__INPUT DATA__
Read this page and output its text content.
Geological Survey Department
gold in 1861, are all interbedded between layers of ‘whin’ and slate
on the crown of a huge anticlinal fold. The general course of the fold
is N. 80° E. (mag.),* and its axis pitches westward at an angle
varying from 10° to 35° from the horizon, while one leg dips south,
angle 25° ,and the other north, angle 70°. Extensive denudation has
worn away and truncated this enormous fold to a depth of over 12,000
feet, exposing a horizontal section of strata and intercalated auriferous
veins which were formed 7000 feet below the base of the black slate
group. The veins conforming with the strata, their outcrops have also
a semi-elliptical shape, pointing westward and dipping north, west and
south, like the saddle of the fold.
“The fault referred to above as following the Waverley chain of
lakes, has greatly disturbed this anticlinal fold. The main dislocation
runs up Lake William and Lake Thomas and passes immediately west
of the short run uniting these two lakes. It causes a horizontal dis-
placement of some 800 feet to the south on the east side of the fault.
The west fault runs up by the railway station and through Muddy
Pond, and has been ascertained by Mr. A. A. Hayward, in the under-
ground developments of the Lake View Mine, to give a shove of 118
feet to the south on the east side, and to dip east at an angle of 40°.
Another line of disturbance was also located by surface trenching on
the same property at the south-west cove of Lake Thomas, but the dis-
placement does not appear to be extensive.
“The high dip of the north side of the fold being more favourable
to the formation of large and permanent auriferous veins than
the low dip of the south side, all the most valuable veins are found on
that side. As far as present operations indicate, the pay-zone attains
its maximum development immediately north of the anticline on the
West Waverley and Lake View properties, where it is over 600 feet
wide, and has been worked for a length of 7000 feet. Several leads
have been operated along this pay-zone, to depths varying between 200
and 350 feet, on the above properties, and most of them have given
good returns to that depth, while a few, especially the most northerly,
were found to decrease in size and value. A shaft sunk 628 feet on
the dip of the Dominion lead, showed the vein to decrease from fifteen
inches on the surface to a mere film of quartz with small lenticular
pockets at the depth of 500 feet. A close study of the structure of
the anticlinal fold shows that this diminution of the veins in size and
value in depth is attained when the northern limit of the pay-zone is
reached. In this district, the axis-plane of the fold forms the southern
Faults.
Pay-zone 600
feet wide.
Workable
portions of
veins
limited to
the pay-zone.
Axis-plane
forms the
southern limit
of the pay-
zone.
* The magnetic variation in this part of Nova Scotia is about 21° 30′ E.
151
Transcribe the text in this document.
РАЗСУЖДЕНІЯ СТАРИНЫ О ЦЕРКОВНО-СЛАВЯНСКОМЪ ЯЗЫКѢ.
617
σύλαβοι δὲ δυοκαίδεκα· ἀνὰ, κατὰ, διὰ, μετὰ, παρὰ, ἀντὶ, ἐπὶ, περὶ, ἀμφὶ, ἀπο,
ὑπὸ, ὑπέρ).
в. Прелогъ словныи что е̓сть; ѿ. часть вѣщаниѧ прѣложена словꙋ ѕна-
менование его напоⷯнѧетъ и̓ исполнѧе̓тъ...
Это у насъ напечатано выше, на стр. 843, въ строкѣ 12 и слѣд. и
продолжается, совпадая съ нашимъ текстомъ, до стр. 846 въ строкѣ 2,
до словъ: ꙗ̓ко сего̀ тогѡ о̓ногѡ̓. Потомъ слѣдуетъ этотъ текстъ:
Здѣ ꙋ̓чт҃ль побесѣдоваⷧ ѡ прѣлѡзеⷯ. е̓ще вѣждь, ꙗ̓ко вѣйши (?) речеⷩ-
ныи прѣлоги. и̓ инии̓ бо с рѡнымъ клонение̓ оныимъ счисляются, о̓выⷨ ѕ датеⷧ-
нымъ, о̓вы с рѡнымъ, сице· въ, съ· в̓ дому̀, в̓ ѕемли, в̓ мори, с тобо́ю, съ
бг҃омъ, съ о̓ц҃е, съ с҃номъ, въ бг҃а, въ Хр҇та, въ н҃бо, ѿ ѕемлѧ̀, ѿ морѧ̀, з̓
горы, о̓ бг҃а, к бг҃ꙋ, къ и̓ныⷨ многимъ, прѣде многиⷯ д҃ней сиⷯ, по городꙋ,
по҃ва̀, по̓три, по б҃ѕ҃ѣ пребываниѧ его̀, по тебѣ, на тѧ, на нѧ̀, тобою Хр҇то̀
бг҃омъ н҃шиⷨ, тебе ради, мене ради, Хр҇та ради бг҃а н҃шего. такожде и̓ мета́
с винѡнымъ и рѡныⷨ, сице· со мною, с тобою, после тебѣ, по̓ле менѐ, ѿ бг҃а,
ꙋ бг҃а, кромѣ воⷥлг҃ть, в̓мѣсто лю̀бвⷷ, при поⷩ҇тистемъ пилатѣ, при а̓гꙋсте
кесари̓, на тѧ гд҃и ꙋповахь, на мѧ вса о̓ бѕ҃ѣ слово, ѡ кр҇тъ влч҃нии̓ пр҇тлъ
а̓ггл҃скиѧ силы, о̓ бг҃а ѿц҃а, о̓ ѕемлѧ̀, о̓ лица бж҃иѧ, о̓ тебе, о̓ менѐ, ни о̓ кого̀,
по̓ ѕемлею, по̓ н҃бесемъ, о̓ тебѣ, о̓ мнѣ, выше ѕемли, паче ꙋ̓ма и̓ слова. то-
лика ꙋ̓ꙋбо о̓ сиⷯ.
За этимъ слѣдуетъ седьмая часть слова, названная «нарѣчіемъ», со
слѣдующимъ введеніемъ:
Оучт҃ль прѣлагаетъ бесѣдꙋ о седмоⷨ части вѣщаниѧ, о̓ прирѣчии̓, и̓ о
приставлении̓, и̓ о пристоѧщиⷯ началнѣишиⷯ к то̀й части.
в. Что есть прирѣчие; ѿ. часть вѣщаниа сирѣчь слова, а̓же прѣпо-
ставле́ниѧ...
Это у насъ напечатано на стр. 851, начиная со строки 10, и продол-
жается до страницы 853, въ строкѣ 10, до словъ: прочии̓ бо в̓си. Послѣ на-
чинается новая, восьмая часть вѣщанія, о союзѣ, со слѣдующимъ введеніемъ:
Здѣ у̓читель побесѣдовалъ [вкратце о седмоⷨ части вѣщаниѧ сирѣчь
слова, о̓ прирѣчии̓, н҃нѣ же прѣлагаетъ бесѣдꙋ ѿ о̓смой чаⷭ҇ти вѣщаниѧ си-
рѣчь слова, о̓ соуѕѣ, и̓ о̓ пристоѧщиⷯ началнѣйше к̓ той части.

__GOAL OF THE EXERCISE__
Each line of the material should be duplicated exactly, please.

__ANSWER TO THIS TASK__
Read this page and output its text content.
Geological Survey Department
gold in 1861, are all interbedded between layers of ‘whin’ and slate
on the crown of a huge anticlinal fold. The general course of the fold
is N. 80° E. (mag.),* and its axis pitches westward at an angle
varying from 10° to 35° from the horizon, while one leg dips south,
angle 25° ,and the other north, angle 70°. Extensive denudation has
worn away and truncated this enormous fold to a depth of over 12,000
feet, exposing a horizontal section of strata and intercalated auriferous
veins which were formed 7000 feet below the base of the black slate
group. The veins conforming with the strata, their outcrops have also
a semi-elliptical shape, pointing westward and dipping north, west and
south, like the saddle of the fold.
“The fault referred to above as following the Waverley chain of
lakes, has greatly disturbed this anticlinal fold. The main dislocation
runs up Lake William and Lake Thomas and passes immediately west
of the short run uniting these two lakes. It causes a horizontal dis-
placement of some 800 feet to the south on the east side of the fault.
The west fault runs up by the railway station and through Muddy
Pond, and has been ascertained by Mr. A. A. Hayward, in the under-
ground developments of the Lake View Mine, to give a shove of 118
feet to the south on the east side, and to dip east at an angle of 40°.
Another line of disturbance was also located by surface trenching on
the same property at the south-west cove of Lake Thomas, but the dis-
placement does not appear to be extensive.
“The high dip of the north side of the fold being more favourable
to the formation of large and permanent auriferous veins than
the low dip of the south side, all the most valuable veins are found on
that side. As far as present operations indicate, the pay-zone attains
its maximum development immediately north of the anticline on the
West Waverley and Lake View properties, where it is over 600 feet
wide, and has been worked for a length of 7000 feet. Several leads
have been operated along this pay-zone, to depths varying between 200
and 350 feet, on the above properties, and most of them have given
good returns to that depth, while a few, especially the most northerly,
were found to decrease in size and value. A shaft sunk 628 feet on
the dip of the Dominion lead, showed the vein to decrease from fifteen
inches on the surface to a mere film of quartz with small lenticular
pockets at the depth of 500 feet. A close study of the structure of
the anticlinal fold shows that this diminution of the veins in size and
value in depth is attained when the northern limit of the pay-zone is
reached. In this district, the axis-plane of the fold forms the southern
Faults.
Pay-zone 600
feet wide.
Workable
portions of
veins
limited to
the pay-zone.
Axis-plane
forms the
southern limit
of the pay-
zone.
* The magnetic variation in this part of Nova Scotia is about 21° 30′ E.
151
Transcribe the text in this document.
РАЗСУЖДЕНІЯ СТАРИНЫ О ЦЕРКОВНО-СЛАВЯНСКОМЪ ЯЗЫКѢ.
617
σύλαβοι δὲ δυοκαίδεκα· ἀνὰ, κατὰ, διὰ, μετὰ, παρὰ, ἀντὶ, ἐπὶ, περὶ, ἀμφὶ, ἀπο,
ὑπὸ, ὑπέρ).
в. Прелогъ словныи что е̓сть; ѿ. часть вѣщаниѧ прѣложена словꙋ ѕна-
менование его напоⷯнѧетъ и̓ исполнѧе̓тъ...
Это у насъ напечатано выше, на стр. 843, въ строкѣ 12 и слѣд. и
продолжается, совпадая съ нашимъ текстомъ, до стр. 846 въ строкѣ 2,
до словъ: ꙗ̓ко сего̀ тогѡ о̓ногѡ̓. Потомъ слѣдуетъ этотъ текстъ:
Здѣ ꙋ̓чт҃ль побесѣдоваⷧ ѡ прѣлѡзеⷯ. е̓ще вѣждь, ꙗ̓ко вѣйши (?) речеⷩ-
ныи прѣлоги. и̓ инии̓ бо с рѡнымъ клонение̓ оныимъ счисляются, о̓выⷨ ѕ датеⷧ-
нымъ, о̓вы с рѡнымъ, сице· въ, съ· в̓ дому̀, в̓ ѕемли, в̓ мори, с тобо́ю, съ
бг҃омъ, съ о̓ц҃е, съ с҃номъ, въ бг҃а, въ Хр҇та, въ н҃бо, ѿ ѕемлѧ̀, ѿ морѧ̀, з̓
горы, о̓ бг҃а, к бг҃ꙋ, къ и̓ныⷨ многимъ, прѣде многиⷯ д҃ней сиⷯ, по городꙋ,
по҃ва̀, по̓три, по б҃ѕ҃ѣ пребываниѧ его̀, по тебѣ, на тѧ, на нѧ̀, тобою Хр҇то̀
бг҃омъ н҃шиⷨ, тебе ради, мене ради, Хр҇та ради бг҃а н҃шего. такожде и̓ мета́
с винѡнымъ и рѡныⷨ, сице· со мною, с тобою, после тебѣ, по̓ле менѐ, ѿ бг҃а,
ꙋ бг҃а, кромѣ воⷥлг҃ть, в̓мѣсто лю̀бвⷷ, при поⷩ҇тистемъ пилатѣ, при а̓гꙋсте
кесари̓, на тѧ гд҃и ꙋповахь, на мѧ вса о̓ бѕ҃ѣ слово, ѡ кр҇тъ влч҃нии̓ пр҇тлъ
а̓ггл҃скиѧ силы, о̓ бг҃а ѿц҃а, о̓ ѕемлѧ̀, о̓ лица бж҃иѧ, о̓ тебе, о̓ менѐ, ни о̓ кого̀,
по̓ ѕемлею, по̓ н҃бесемъ, о̓ тебѣ, о̓ мнѣ, выше ѕемли, паче ꙋ̓ма и̓ слова. то-
лика ꙋ̓ꙋбо о̓ сиⷯ.
За этимъ слѣдуетъ седьмая часть слова, названная «нарѣчіемъ», со
слѣдующимъ введеніемъ:
Оучт҃ль прѣлагаетъ бесѣдꙋ о седмоⷨ части вѣщаниѧ, о̓ прирѣчии̓, и̓ о
приставлении̓, и̓ о пристоѧщиⷯ началнѣишиⷯ к то̀й части.
в. Что есть прирѣчие; ѿ. часть вѣщаниа сирѣчь слова, а̓же прѣпо-
ставле́ниѧ...
Это у насъ напечатано на стр. 851, начиная со строки 10, и продол-
жается до страницы 853, въ строкѣ 10, до словъ: прочии̓ бо в̓си. Послѣ на-
чинается новая, восьмая часть вѣщанія, о союзѣ, со слѣдующимъ введеніемъ:
Здѣ у̓читель побесѣдовалъ [вкратце о седмоⷨ части вѣщаниѧ сирѣчь
слова, о̓ прирѣчии̓, н҃нѣ же прѣлагаетъ бесѣдꙋ ѿ о̓смой чаⷭ҇ти вѣщаниѧ си-
рѣчь слова, о̓ соуѕѣ, и̓ о̓ пристоѧщиⷯ началнѣйше к̓ той части.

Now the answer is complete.